──────── 提示された文章 ────────
ムスリムと聞いて最初の頭に思い浮かぶのは最も完成された意味のムスリムのことであり、このハディースで述べられているのもそのようなムスリムのことである。

一人の人間が、このような言語上の細かい部分を知ることは不可能である。これは、言語学や文法学を学ぶ事によってのみ可能となる。しかし預言者ムハンマドには、そのような教育を受けられる機会はなかった。このことからも、そのお方の語られたことは御自身からのものではなく、アッラーが語らされたものを語られているのだということがわかる。

だからこそ、預言者ムハンマドの語られたことには、このような細やかさが存在すると同時に、ほんの一つの過ちですら存在しないのである。

ここでまたハディースに話題を戻そう。真のムスリムは、安全と信頼の人である。だから、全てのムスリムたちは、何の疑いも持つことなく、彼に背中を向けることができる。彼からは誰に対しても害が及ばないことを知っているからである。家族を誰かに預ける必要がある時は、後ろ髪を引かれたりすることもなく、彼に預けることができる。彼の手や口から、誰にも害は及ばないからである。彼と共にモスクにいて、自分だけ先に帰る時も、後のことを心配する必要はない。彼は誰かの陰口を言ったり、また誰かが陰口を言っているのを聞いたりすることはしないからである。彼は自分の誇りと名誉に重きを置くのと同じくらい、他の者の誇りと名誉にも重きを置く。自分が食べることよりも、食べさせることを好む。自分が生きることよりも、人を生かすことを好む。他人を助けるために自分を犠牲にできる。我々はこれらの意味を定冠詞である〔アリフ・ラーム〕の文字のあり方により説明されるものから読み取った。
────────
→ **課題の条件**
上のハディースについての文章を読んで、次の問いに答えてください。
1. 言語上の細かい部分を知ることは、何によってのみ可能になると書かれていますか。
2. 真のムスリムは、何の人だと述べられていますか。
3. 真のムスリムは、自分が食べることよりも何を好むとされていますか。
──────── データの記録 ────────
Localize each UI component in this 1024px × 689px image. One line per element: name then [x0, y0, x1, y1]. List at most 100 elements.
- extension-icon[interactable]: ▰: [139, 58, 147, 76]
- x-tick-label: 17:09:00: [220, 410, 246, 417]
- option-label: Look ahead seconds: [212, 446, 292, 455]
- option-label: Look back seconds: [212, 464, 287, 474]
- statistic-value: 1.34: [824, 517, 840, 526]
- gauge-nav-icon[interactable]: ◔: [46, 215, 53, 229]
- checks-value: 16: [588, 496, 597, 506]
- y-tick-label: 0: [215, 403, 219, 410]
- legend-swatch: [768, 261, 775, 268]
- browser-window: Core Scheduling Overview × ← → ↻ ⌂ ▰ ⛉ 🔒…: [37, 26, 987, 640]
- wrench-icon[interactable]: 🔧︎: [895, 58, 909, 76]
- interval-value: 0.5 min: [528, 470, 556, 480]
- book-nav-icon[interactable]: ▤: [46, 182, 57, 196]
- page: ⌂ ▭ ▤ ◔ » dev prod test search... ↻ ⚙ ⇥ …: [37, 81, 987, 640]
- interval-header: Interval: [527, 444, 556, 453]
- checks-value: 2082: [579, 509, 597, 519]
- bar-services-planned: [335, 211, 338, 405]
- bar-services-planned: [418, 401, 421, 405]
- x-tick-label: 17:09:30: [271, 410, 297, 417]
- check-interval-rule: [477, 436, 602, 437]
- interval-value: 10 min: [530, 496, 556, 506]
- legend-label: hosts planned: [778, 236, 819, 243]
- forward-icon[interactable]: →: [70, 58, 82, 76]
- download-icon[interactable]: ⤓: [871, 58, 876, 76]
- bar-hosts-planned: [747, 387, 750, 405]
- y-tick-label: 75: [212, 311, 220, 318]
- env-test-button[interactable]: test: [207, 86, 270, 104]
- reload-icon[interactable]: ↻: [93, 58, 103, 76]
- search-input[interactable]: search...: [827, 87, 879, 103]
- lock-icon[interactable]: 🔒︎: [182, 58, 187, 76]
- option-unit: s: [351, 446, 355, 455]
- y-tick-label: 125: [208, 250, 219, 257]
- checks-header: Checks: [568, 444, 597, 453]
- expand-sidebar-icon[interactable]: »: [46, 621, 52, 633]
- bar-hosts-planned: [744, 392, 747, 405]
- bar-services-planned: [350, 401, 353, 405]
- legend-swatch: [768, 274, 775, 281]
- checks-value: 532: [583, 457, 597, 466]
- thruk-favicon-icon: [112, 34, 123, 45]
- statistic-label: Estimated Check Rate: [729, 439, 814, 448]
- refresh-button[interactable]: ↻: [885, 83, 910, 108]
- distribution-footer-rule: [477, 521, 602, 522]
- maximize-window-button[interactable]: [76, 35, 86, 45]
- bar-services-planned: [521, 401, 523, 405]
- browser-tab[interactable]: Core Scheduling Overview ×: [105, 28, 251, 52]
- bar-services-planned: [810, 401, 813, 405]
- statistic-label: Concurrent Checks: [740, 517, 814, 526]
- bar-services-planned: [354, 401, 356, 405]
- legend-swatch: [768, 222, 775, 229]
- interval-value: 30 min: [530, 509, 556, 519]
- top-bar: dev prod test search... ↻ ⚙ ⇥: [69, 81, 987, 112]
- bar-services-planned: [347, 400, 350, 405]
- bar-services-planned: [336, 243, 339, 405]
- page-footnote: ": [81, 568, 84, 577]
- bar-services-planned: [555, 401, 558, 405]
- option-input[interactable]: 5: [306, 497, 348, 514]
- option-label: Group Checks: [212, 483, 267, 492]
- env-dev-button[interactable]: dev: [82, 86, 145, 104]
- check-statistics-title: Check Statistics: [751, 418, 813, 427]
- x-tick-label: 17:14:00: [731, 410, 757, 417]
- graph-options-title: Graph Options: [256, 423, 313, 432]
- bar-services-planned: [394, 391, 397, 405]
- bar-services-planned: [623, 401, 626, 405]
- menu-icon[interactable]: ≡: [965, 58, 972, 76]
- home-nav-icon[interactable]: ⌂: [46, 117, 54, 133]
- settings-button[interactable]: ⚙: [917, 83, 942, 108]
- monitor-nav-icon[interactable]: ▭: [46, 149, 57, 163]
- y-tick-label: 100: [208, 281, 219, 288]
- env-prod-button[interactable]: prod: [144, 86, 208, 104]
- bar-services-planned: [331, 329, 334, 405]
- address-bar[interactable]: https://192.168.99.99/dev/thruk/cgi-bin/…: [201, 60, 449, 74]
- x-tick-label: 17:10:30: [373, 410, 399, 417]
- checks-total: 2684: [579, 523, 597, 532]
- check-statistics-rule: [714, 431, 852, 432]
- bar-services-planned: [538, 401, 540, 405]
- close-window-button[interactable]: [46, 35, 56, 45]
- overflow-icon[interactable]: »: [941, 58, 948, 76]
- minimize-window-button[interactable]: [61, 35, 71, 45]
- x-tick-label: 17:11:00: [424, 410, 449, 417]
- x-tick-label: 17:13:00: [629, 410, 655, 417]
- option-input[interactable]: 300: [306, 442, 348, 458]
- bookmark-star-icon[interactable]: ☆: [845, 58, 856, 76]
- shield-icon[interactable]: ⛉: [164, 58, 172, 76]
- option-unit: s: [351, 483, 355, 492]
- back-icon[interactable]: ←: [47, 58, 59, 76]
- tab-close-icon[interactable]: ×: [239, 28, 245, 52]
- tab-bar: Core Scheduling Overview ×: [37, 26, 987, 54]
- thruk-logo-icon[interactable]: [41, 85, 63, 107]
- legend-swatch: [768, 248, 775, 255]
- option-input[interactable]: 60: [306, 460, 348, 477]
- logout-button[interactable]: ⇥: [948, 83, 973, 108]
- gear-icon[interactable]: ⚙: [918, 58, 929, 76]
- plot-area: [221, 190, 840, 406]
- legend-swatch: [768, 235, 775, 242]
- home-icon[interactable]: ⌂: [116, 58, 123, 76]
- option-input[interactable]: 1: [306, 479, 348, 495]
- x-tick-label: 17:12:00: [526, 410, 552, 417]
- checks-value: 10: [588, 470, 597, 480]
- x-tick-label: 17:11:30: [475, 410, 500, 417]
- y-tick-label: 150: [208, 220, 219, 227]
────────
→ **課題への回答**
1. 言語学や文法学を学ぶこと。
2. 安全と信頼の人。
3. 食べさせること。